Given problem
Drop every picture, then transcribe the remaining data exactly.

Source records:
※ ※ ※
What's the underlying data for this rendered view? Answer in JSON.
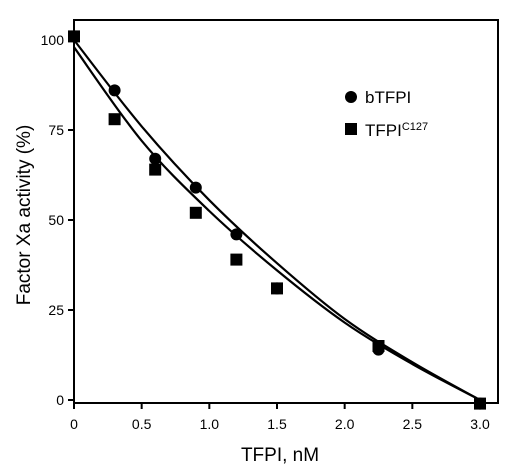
{
  "chart_data": {
    "type": "scatter",
    "xlabel": "TFPI, nM",
    "ylabel": "Factor Xa activity (%)",
    "xlim": [
      0,
      3.0
    ],
    "ylim": [
      0,
      100
    ],
    "x_ticks": [
      "0",
      "0.5",
      "1.0",
      "1.5",
      "2.0",
      "2.5",
      "3.0"
    ],
    "y_ticks": [
      "0",
      "25",
      "50",
      "75",
      "100"
    ],
    "x_tick_values": [
      0,
      0.5,
      1.0,
      1.5,
      2.0,
      2.5,
      3.0
    ],
    "y_tick_values": [
      0,
      25,
      50,
      75,
      100
    ],
    "grid": false,
    "legend_position": "top-right",
    "series": [
      {
        "name": "bTFPI",
        "legend_name": "bTFPI",
        "legend_sup": "",
        "marker": "circle",
        "x": [
          0,
          0.3,
          0.6,
          0.9,
          1.2,
          1.5,
          2.25,
          3.0
        ],
        "y": [
          101,
          86,
          67,
          59,
          46,
          31,
          14,
          -1
        ],
        "fit": [
          [
            0,
            100
          ],
          [
            0.5,
            76
          ],
          [
            1.0,
            55.5
          ],
          [
            1.5,
            38
          ],
          [
            2.0,
            22.5
          ],
          [
            2.5,
            10.5
          ],
          [
            3.0,
            0
          ]
        ]
      },
      {
        "name": "TFPIC127",
        "legend_name": "TFPI",
        "legend_sup": "C127",
        "marker": "square",
        "x": [
          0,
          0.3,
          0.6,
          0.9,
          1.2,
          1.5,
          2.25,
          3.0
        ],
        "y": [
          101,
          78,
          64,
          52,
          39,
          31,
          15,
          -1
        ],
        "fit": [
          [
            0,
            98
          ],
          [
            0.5,
            72
          ],
          [
            1.0,
            52.5
          ],
          [
            1.5,
            36
          ],
          [
            2.0,
            21.5
          ],
          [
            2.5,
            10
          ],
          [
            3.0,
            0
          ]
        ]
      }
    ]
  }
}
※ ※ ※
Answer below
What's the underlying data for this rendered view? Answer in JSON.
{
  "chart_data": {
    "type": "scatter",
    "xlabel": "TFPI, nM",
    "ylabel": "Factor Xa activity (%)",
    "xlim": [
      0,
      3.0
    ],
    "ylim": [
      0,
      100
    ],
    "x_ticks": [
      "0",
      "0.5",
      "1.0",
      "1.5",
      "2.0",
      "2.5",
      "3.0"
    ],
    "y_ticks": [
      "0",
      "25",
      "50",
      "75",
      "100"
    ],
    "x_tick_values": [
      0,
      0.5,
      1.0,
      1.5,
      2.0,
      2.5,
      3.0
    ],
    "y_tick_values": [
      0,
      25,
      50,
      75,
      100
    ],
    "grid": false,
    "legend_position": "top-right",
    "series": [
      {
        "name": "bTFPI",
        "legend_name": "bTFPI",
        "legend_sup": "",
        "marker": "circle",
        "x": [
          0,
          0.3,
          0.6,
          0.9,
          1.2,
          1.5,
          2.25,
          3.0
        ],
        "y": [
          101,
          86,
          67,
          59,
          46,
          31,
          14,
          -1
        ],
        "fit": [
          [
            0,
            100
          ],
          [
            0.5,
            76
          ],
          [
            1.0,
            55.5
          ],
          [
            1.5,
            38
          ],
          [
            2.0,
            22.5
          ],
          [
            2.5,
            10.5
          ],
          [
            3.0,
            0
          ]
        ]
      },
      {
        "name": "TFPIC127",
        "legend_name": "TFPI",
        "legend_sup": "C127",
        "marker": "square",
        "x": [
          0,
          0.3,
          0.6,
          0.9,
          1.2,
          1.5,
          2.25,
          3.0
        ],
        "y": [
          101,
          78,
          64,
          52,
          39,
          31,
          15,
          -1
        ],
        "fit": [
          [
            0,
            98
          ],
          [
            0.5,
            72
          ],
          [
            1.0,
            52.5
          ],
          [
            1.5,
            36
          ],
          [
            2.0,
            21.5
          ],
          [
            2.5,
            10
          ],
          [
            3.0,
            0
          ]
        ]
      }
    ]
  }
}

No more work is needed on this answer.